*** ЦИТИРУЕМЫЙ ТЕКСТ ***

Иду по ходам сообщений к наблюдательному пункту. Ноги вязнут в жидком, как мука, песке; руки задевают о доски, которыми обит ход. Иду долго — наблюдательный пункт на высоком холме.
Тесная комната. Вместо окна — щель шириною в ладонь и длиною метра в два. Несколько прошлогодних сухих стеблей травы еле заметно колышутся возле щели, а за ними угрюмая, сырая мгла. Сквозь мглу доносятся откуда-то голоса, но кто и о чем говорит — непонятно. Оказывается, разговаривают наши бойцы. В два часа ночи им сообщили о наступлении.
— Как они приняли эту весть?
— Давно, говорят, ждали. Пора.
Превосходство сил, моральное и физическое, явственно слышится в их ответе.
Рассвет прибывает по капле. Досадная, белесая мгла, словно кляча, ползет над Одером, уже слегка отличаемым от берегов. Как и других, меня иголками колет забота: а вдруг немцы, узнав о наступлении, покинули траншеи и увезли свою артиллерию?
И вдруг будто сбросили воз дров над головой. Холм вздрогнул, как куст. Посыпался из щелей песок, на секунду запорошив глаза. Где-то на каком-то гребне жарко полыхнули гвардейские минометы. Источники света ринулись в небо, сразу определив его глубину. Земля тряслась в железном, безудержном грохоте. Передо мной встал воплощенный «бог войны» — артиллерия заговорила!
Сорок минут через этот млечный путь белесой мглы пробивала артиллерия дорогу нашим войскам. Она сверкала молнией, падала громом, она превращала пространство в кипящий котел воды и пламени, она вскрывала землю — и ни в каком колодце, конечно, не укрыться врагу!
И когда над смутно причудливым Одером на мгновение из туч показалось солнце цвета желтой меди, наши войска пошли в атаку.
Они шли лесными массивами, среди топких лугов, по каналам, по дорогам, среди мин, среди разбитых немецких орудий, повозок, автомашин. Они прошли траншеи, ворвались во вторую линию. Они шли, как наводнение, разбивая у немцев не только технику, но и все надежды на какой-либо успех.

*** ПРЕДОСТАВЛЕННЫЙ МАТЕРИАЛ ***

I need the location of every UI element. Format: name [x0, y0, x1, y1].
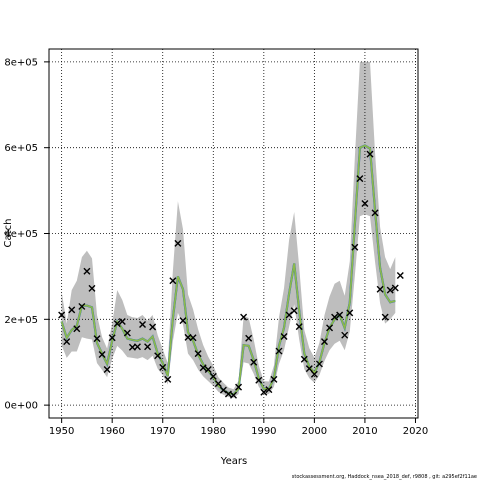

***

_ЗАДАНИЕ_
Назовите все действия артиллерии из предложения текста о наступлении на Одере, которое начинается словами «Она сверкала молнией». Перечень для работы не понадобится.

_РЕШЕНИЕ ЗАДАНИЯ_
- сверкала молнией
- падала громом
- превращала пространство в кипящий котел воды и пламени
- вскрывала землю